MATERIAL PROVIDED:
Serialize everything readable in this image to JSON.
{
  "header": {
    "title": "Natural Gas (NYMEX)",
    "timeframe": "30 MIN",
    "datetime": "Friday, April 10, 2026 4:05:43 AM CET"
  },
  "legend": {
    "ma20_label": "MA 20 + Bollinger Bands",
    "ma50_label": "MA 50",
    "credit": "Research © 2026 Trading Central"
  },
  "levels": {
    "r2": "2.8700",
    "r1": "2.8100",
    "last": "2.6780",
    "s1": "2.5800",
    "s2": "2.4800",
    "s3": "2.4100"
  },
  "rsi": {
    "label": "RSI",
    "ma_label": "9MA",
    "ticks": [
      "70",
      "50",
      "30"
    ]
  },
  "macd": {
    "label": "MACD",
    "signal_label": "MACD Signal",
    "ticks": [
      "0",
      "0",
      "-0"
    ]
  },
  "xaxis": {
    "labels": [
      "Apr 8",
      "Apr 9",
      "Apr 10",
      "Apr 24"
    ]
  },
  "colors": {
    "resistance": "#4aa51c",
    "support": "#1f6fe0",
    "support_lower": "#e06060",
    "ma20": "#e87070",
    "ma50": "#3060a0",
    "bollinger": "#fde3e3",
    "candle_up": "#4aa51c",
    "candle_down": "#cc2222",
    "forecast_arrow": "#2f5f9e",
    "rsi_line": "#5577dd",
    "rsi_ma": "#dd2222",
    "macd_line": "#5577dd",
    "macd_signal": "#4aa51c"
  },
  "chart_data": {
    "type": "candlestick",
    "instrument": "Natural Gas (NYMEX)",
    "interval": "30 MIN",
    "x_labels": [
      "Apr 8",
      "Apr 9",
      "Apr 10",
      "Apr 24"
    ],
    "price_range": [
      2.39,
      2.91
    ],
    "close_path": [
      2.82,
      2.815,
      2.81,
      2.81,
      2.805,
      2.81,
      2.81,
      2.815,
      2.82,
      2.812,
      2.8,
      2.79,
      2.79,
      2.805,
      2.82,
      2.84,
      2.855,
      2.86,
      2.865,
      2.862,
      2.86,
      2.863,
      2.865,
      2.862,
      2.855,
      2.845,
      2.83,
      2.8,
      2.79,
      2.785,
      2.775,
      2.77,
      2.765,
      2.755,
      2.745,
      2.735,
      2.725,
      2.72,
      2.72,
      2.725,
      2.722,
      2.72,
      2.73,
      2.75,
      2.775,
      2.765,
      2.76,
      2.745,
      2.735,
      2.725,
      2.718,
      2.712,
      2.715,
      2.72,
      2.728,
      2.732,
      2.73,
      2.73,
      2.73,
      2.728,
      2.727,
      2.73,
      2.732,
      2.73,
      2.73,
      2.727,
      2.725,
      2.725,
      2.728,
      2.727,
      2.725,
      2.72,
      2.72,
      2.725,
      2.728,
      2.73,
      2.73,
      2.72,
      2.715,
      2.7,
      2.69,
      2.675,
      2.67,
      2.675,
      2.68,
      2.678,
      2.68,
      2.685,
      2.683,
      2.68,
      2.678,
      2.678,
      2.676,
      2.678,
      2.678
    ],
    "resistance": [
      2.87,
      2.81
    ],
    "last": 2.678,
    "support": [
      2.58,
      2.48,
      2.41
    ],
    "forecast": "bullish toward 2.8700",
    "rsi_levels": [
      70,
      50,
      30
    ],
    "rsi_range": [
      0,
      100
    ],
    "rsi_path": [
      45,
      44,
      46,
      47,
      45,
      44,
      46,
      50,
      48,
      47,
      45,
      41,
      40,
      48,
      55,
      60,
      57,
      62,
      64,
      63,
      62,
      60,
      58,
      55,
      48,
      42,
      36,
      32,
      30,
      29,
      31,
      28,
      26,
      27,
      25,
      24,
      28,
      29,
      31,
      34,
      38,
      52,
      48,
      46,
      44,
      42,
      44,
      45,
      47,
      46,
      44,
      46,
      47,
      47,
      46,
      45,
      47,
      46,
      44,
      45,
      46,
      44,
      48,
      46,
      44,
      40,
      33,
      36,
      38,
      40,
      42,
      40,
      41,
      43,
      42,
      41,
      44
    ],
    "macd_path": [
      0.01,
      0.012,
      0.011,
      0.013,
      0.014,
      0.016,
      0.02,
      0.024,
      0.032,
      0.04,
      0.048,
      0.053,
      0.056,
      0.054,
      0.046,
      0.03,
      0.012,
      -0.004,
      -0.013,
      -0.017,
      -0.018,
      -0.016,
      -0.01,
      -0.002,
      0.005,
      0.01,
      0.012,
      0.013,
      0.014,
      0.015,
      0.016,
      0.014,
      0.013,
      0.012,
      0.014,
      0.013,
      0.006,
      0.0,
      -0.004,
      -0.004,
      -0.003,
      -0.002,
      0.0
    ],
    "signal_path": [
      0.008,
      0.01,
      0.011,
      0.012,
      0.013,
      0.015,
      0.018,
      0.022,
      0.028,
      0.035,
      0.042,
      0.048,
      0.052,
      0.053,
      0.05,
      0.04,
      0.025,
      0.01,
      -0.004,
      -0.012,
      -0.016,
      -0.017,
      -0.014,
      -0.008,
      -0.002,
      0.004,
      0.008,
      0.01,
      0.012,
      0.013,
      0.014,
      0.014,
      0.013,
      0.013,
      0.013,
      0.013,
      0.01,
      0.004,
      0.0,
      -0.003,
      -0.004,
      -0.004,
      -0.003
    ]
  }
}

EXERCISE DIRECTIONS: Retype the whole listing above exactly.

OUTPUT BELOW:
Serialize everything readable in this image to JSON.
{
  "header": {
    "title": "Natural Gas (NYMEX)",
    "timeframe": "30 MIN",
    "datetime": "Friday, April 10, 2026 4:05:43 AM CET"
  },
  "legend": {
    "ma20_label": "MA 20 + Bollinger Bands",
    "ma50_label": "MA 50",
    "credit": "Research © 2026 Trading Central"
  },
  "levels": {
    "r2": "2.8700",
    "r1": "2.8100",
    "last": "2.6780",
    "s1": "2.5800",
    "s2": "2.4800",
    "s3": "2.4100"
  },
  "rsi": {
    "label": "RSI",
    "ma_label": "9MA",
    "ticks": [
      "70",
      "50",
      "30"
    ]
  },
  "macd": {
    "label": "MACD",
    "signal_label": "MACD Signal",
    "ticks": [
      "0",
      "0",
      "-0"
    ]
  },
  "xaxis": {
    "labels": [
      "Apr 8",
      "Apr 9",
      "Apr 10",
      "Apr 24"
    ]
  },
  "colors": {
    "resistance": "#4aa51c",
    "support": "#1f6fe0",
    "support_lower": "#e06060",
    "ma20": "#e87070",
    "ma50": "#3060a0",
    "bollinger": "#fde3e3",
    "candle_up": "#4aa51c",
    "candle_down": "#cc2222",
    "forecast_arrow": "#2f5f9e",
    "rsi_line": "#5577dd",
    "rsi_ma": "#dd2222",
    "macd_line": "#5577dd",
    "macd_signal": "#4aa51c"
  },
  "chart_data": {
    "type": "candlestick",
    "instrument": "Natural Gas (NYMEX)",
    "interval": "30 MIN",
    "x_labels": [
      "Apr 8",
      "Apr 9",
      "Apr 10",
      "Apr 24"
    ],
    "price_range": [
      2.39,
      2.91
    ],
    "close_path": [
      2.82,
      2.815,
      2.81,
      2.81,
      2.805,
      2.81,
      2.81,
      2.815,
      2.82,
      2.812,
      2.8,
      2.79,
      2.79,
      2.805,
      2.82,
      2.84,
      2.855,
      2.86,
      2.865,
      2.862,
      2.86,
      2.863,
      2.865,
      2.862,
      2.855,
      2.845,
      2.83,
      2.8,
      2.79,
      2.785,
      2.775,
      2.77,
      2.765,
      2.755,
      2.745,
      2.735,
      2.725,
      2.72,
      2.72,
      2.725,
      2.722,
      2.72,
      2.73,
      2.75,
      2.775,
      2.765,
      2.76,
      2.745,
      2.735,
      2.725,
      2.718,
      2.712,
      2.715,
      2.72,
      2.728,
      2.732,
      2.73,
      2.73,
      2.73,
      2.728,
      2.727,
      2.73,
      2.732,
      2.73,
      2.73,
      2.727,
      2.725,
      2.725,
      2.728,
      2.727,
      2.725,
      2.72,
      2.72,
      2.725,
      2.728,
      2.73,
      2.73,
      2.72,
      2.715,
      2.7,
      2.69,
      2.675,
      2.67,
      2.675,
      2.68,
      2.678,
      2.68,
      2.685,
      2.683,
      2.68,
      2.678,
      2.678,
      2.676,
      2.678,
      2.678
    ],
    "resistance": [
      2.87,
      2.81
    ],
    "last": 2.678,
    "support": [
      2.58,
      2.48,
      2.41
    ],
    "forecast": "bullish toward 2.8700",
    "rsi_levels": [
      70,
      50,
      30
    ],
    "rsi_range": [
      0,
      100
    ],
    "rsi_path": [
      45,
      44,
      46,
      47,
      45,
      44,
      46,
      50,
      48,
      47,
      45,
      41,
      40,
      48,
      55,
      60,
      57,
      62,
      64,
      63,
      62,
      60,
      58,
      55,
      48,
      42,
      36,
      32,
      30,
      29,
      31,
      28,
      26,
      27,
      25,
      24,
      28,
      29,
      31,
      34,
      38,
      52,
      48,
      46,
      44,
      42,
      44,
      45,
      47,
      46,
      44,
      46,
      47,
      47,
      46,
      45,
      47,
      46,
      44,
      45,
      46,
      44,
      48,
      46,
      44,
      40,
      33,
      36,
      38,
      40,
      42,
      40,
      41,
      43,
      42,
      41,
      44
    ],
    "macd_path": [
      0.01,
      0.012,
      0.011,
      0.013,
      0.014,
      0.016,
      0.02,
      0.024,
      0.032,
      0.04,
      0.048,
      0.053,
      0.056,
      0.054,
      0.046,
      0.03,
      0.012,
      -0.004,
      -0.013,
      -0.017,
      -0.018,
      -0.016,
      -0.01,
      -0.002,
      0.005,
      0.01,
      0.012,
      0.013,
      0.014,
      0.015,
      0.016,
      0.014,
      0.013,
      0.012,
      0.014,
      0.013,
      0.006,
      0.0,
      -0.004,
      -0.004,
      -0.003,
      -0.002,
      0.0
    ],
    "signal_path": [
      0.008,
      0.01,
      0.011,
      0.012,
      0.013,
      0.015,
      0.018,
      0.022,
      0.028,
      0.035,
      0.042,
      0.048,
      0.052,
      0.053,
      0.05,
      0.04,
      0.025,
      0.01,
      -0.004,
      -0.012,
      -0.016,
      -0.017,
      -0.014,
      -0.008,
      -0.002,
      0.004,
      0.008,
      0.01,
      0.012,
      0.013,
      0.014,
      0.014,
      0.013,
      0.013,
      0.013,
      0.013,
      0.01,
      0.004,
      0.0,
      -0.003,
      -0.004,
      -0.004,
      -0.003
    ]
  }
}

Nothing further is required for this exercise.